[Items listed in a dataset]
►

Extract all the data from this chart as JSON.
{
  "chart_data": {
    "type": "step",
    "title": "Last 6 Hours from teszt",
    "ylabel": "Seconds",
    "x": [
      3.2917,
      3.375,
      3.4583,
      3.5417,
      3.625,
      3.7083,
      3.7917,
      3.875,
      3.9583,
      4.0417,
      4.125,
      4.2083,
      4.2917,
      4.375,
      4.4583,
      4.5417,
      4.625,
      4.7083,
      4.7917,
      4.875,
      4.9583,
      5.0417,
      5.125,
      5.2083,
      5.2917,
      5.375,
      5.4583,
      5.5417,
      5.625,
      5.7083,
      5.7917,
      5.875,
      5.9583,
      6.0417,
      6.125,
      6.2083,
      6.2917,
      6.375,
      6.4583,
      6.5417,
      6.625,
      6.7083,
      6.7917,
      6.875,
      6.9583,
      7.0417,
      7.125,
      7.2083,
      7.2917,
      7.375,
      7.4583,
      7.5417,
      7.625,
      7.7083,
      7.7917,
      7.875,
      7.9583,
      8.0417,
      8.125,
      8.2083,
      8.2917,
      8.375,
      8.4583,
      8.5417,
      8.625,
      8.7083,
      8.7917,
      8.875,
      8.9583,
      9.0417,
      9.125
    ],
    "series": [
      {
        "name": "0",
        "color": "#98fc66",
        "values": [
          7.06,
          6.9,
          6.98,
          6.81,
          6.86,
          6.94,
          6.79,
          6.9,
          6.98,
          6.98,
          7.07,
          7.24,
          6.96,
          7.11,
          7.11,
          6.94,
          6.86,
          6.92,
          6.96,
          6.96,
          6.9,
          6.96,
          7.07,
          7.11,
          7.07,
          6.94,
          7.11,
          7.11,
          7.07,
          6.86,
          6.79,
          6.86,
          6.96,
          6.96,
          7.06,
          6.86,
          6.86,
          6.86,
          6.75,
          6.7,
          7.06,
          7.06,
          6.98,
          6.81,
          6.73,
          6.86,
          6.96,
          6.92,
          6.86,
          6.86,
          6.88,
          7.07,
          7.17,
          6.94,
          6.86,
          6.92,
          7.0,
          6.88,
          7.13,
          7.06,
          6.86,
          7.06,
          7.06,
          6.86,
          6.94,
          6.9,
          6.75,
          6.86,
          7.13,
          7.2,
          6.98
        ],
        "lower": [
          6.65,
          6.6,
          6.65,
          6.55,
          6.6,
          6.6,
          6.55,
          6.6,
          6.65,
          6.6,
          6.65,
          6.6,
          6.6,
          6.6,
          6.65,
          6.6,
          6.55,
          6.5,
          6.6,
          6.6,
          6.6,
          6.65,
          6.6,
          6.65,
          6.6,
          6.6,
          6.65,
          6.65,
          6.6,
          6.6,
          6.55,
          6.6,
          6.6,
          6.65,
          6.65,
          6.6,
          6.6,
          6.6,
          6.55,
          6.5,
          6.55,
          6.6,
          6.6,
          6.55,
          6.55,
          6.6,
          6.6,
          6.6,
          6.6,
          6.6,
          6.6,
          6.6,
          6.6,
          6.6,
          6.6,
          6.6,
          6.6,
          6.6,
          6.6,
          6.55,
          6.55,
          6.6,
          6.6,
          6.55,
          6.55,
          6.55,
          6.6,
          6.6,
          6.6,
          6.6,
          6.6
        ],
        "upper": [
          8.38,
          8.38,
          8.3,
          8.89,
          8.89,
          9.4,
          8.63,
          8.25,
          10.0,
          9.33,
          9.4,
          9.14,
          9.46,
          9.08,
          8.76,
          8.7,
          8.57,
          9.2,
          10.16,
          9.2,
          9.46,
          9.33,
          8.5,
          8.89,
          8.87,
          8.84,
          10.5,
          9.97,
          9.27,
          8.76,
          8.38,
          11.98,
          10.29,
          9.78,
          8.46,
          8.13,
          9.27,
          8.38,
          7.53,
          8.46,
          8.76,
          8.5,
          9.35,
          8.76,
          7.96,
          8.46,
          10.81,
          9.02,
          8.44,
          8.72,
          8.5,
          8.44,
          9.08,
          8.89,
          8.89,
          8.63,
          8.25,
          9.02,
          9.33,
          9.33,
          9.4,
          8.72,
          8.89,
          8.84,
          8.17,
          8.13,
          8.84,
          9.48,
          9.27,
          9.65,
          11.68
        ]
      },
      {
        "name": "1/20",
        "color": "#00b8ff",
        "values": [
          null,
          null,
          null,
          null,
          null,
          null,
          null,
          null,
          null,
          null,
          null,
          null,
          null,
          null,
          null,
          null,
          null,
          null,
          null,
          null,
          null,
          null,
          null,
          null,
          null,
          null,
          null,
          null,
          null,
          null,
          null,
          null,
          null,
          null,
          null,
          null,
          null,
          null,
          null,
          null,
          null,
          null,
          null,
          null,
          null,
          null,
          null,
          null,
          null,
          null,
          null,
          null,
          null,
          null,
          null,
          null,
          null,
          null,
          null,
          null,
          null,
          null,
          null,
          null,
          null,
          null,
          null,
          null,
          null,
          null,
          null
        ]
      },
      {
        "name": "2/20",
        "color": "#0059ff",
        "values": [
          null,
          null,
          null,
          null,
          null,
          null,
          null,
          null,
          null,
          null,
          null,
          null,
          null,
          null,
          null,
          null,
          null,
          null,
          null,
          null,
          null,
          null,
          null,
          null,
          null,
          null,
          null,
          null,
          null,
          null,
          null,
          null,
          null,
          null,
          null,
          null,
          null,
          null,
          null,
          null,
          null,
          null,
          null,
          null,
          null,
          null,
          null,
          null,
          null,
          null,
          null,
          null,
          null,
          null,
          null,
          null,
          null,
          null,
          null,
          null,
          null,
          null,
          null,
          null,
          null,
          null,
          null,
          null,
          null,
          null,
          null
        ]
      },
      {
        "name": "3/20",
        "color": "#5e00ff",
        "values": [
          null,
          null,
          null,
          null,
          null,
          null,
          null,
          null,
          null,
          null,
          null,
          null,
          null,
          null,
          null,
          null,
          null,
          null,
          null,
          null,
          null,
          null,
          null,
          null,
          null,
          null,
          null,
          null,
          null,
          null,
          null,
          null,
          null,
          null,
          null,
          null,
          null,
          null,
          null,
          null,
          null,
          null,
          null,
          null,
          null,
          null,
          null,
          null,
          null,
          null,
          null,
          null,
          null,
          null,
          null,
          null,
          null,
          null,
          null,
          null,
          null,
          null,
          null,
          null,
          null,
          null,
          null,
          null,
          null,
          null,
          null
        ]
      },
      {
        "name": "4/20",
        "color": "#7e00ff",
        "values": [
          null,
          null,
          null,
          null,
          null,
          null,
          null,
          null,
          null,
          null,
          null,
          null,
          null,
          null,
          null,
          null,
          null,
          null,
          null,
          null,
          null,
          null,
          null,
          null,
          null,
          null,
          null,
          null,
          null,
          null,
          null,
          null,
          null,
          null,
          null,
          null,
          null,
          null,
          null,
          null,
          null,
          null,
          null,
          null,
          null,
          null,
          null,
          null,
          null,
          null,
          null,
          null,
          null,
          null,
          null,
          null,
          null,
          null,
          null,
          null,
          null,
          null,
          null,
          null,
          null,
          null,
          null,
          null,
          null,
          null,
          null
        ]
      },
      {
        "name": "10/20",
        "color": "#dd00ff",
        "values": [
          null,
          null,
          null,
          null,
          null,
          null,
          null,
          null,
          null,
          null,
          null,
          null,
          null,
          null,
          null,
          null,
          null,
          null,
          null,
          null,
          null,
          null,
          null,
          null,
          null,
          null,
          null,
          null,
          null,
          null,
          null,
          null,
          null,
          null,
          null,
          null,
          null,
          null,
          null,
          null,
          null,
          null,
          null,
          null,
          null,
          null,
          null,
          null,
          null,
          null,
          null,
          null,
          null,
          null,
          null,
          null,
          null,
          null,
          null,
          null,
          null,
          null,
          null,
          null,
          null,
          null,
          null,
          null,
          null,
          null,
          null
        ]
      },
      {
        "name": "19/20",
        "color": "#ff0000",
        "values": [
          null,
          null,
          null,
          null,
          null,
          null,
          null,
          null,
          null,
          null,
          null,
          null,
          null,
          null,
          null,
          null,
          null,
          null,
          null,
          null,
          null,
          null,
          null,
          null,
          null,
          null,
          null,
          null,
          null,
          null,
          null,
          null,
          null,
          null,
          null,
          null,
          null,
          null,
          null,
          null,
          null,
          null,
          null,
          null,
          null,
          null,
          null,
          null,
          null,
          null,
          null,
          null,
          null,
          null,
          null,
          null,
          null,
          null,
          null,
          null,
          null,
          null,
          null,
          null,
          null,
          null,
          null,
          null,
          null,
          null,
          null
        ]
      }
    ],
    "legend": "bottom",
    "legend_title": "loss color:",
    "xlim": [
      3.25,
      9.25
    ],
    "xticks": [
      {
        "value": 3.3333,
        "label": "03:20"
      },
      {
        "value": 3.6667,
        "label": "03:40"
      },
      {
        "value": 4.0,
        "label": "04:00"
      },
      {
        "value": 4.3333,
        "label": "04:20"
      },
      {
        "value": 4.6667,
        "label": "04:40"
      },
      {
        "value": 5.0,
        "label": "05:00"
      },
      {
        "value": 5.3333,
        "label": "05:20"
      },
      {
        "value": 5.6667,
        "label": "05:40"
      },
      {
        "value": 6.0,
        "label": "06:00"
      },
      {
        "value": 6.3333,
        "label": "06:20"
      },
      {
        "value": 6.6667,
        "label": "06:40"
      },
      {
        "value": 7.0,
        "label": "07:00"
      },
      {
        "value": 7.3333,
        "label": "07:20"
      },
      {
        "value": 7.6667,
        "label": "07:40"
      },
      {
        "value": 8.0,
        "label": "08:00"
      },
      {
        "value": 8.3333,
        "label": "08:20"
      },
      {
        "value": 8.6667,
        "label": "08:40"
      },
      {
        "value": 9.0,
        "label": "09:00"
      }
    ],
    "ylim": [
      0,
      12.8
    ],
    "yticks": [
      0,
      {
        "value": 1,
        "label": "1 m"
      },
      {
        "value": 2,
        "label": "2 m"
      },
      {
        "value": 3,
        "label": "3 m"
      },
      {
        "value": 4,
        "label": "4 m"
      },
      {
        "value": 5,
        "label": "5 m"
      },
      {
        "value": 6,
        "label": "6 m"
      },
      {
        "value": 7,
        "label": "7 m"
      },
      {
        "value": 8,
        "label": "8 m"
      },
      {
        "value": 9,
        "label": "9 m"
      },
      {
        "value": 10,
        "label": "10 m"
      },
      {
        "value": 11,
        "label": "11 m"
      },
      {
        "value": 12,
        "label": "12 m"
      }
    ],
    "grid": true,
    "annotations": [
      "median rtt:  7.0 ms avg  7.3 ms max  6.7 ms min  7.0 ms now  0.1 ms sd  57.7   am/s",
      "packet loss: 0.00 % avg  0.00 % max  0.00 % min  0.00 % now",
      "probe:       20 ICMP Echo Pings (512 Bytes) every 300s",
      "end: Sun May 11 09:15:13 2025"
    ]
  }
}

◄

Given instruction = Collect the lines that hold "from".

In response =
Extract all the data from this chart as JSON.
    "title": "Last 6 Hours from teszt",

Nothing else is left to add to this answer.